---- Pasaje extraído
Lo malo, a veces, de echar una mirada en
internet es que puedes darte de bruces con tu pasado. Así, sin previo aviso ni anestesia
emocional. Es, precisamente, lo que me sucedió hace un tiempo cuando me topé,
sin querer, con un grupo de facebook cuyo
nombre agitó mi memoria como una turbadora coctelera de añoranza, realidad y unas
gotas de melancolía. El agitador nombre era “Amantes de Tartufo”; y no, no se
trataba de una comunidad de conquistas despechadas del impostor de Moliére,
sino de una pequeña discoteca de aquel Madrid de los 80 que una vez fue nuestra
casa.
No sé en qué año nació Tartufo. Finales de los 70, creo. Pero sí
recuerdo el año en que yo entré por primera vez: 1980. Tenía 15 años, y fue el
comienzo de una gran y prolongada amistad. Llegábamos cada sábado en vespino o en
vespa (los más pudientes) y esperábamos como clavos, a las siete de la tarde, hasta
que Carlos, el gran Carlos, nos abría las puertas de nuestro Tartufo. Nuestro, sí, porque éramos una gran familia; todos
nos conocíamos, todos nos divertíamos, todos nos reencontrábamos cada semana,
todos bailábamos la música que nos gustaba... y todos esperábamos las lentas de
las nueve para intentar ligar, casi siempre infructuosamente (y con los minutos
contados, justo hasta que empezaba el piano de ‘American Pie’, que era el paso
de las lentas a las rápidas).
Allí, regados en sanfranciscos,
destornilladores y años después en Ballantine’s con hielo, saltábamos frenéticamente con
Tequila, Secretos (‘Déjame’ sonaba varias veces cada tarde), Alaska, Police,
Meat Loaf, Loquillo, Bowie e, invariablemente, el ‘Sultans of Swing’ de Dire
Straits, con ese punteo inmortal que salía de nuestros vasos, reconvertidos en
la fender de Mark Knopfler. Allí
vimos en directo, apiñados todos alrededor de la minúscula pista, a Mecano,
cuando ya eran medio famosos; y nos partimos de risa con Tip y Coll y su afrancesada
y surrealista jarra de agua.
--------
---- Segmento de datos
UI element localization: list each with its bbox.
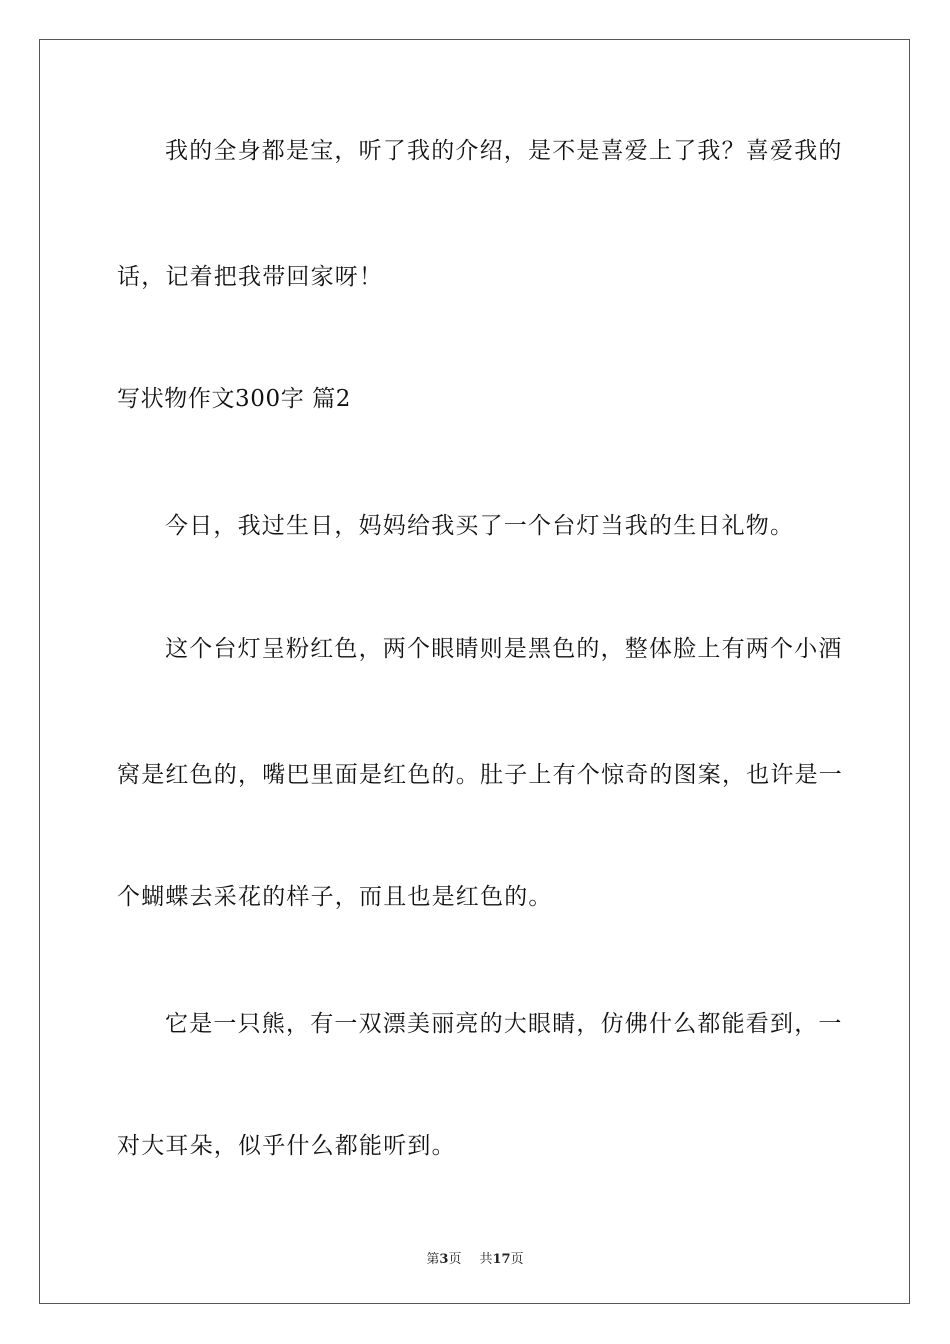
--------
■ Ejercicio propuesto A: Según el texto sobre la discoteca Tartufo, ¿por qué los intentos de ligar durante las lentas tenían "los minutos contados"? Explícalo en una a tres oraciones.
■ Ejercicio propuesto B: Continúa el texto sobre la discoteca Tartufo a partir de su última oración.
Los datos son un material independiente del texto sobre la discoteca Tartufo.

■ Respuesta A: Porque las lentas solo duraban hasta que empezaba el piano de ‘American Pie’. Esa canción marcaba el paso de las lentas a las rápidas.

■ Respuesta B:
Con el tiempo, los más veteranos teníamos nuestra mesa (la 5,
recuerdo) y nuestras botellas, con el nombre y el privilegio de la bandeja y las
copas, servidas por Emilio o por José Luis (Hulk),
o por Pepe Román
en la barra, un santo Job; o colándonos en el mismísimo office, que era el súmmum del reconocimiento y la complicidad. Los
más de lo más hasta tenían un azulejo con su nombre detrás de la barra. Luis , el jefe
de sala, mantenía el local en orden, Carlos, en la puerta, no nos dejaba entrar
con zapatillas y la
adorable Esperanza en el guardarropa nos arropaba como a sus
propios sobrinos; y nosotros la queríamos mucho más que a nuestras tías. Un
personal entrañable, familiar (todos sabían tu nombre), educado y profesional como
no ha habido en otro local de Madrid. Tartufo era un sitio pequeño, pero allí
nos sentíamos importantes; y lo que es más, nos sentíamos queridos.
Año tras año, nuestra
fidelidad fue pasando de la tarde a la noche. La vespa se transformó en R-5 o Fiat Uno,
que te aparcaban más o menos cerca según la veteranía. Los
amigos seguían siendo los mismos, y las novias solían durar más tiempo; la
música sonaba igual de bien (lentas incluidas) y despedíamos cada velada
coreando el ‘New York, New York’ del amigo Sinatra. Carlos Moro, relaciones
públicas de aquellos años dorados, organizaba
magníficas fiestas y saraos de todo tipo (en alguno, como el de la hípica, le ayudé yo); y, probablemente, era el único local
en el que se podía vivir Fin de Año sin morir en el intento.
Hubo otros sitios míticos en aquellos tiempos: Taste, El Callejón,
Honky, Pachá, Joy, el Penta, ¡el Sol!... Pero Tartufo era mágico, especial,
único, íntimo. Muy nuestro. Allí vivimos muchos años de diversión, buen rollo, risas,
novietas, rupturas, celebraciones, piques en la pista y exaltación de la
amistad. La última noche (murió recién entrados los 90), recuerdo, algunos
lloraron; otros bebimos a la salud de aquellos días inolvidables,
preguntándonos, eso sí, adónde iríamos al día siguiente.
Hoy, gracias en parte a facebook,
todos esos momentos no se perderán en el tiempo como lágrimas en la lluvia,
sino que permanecerán en nuestra memoria como guiños de un tiempo pasado que,
sí, fue mejor.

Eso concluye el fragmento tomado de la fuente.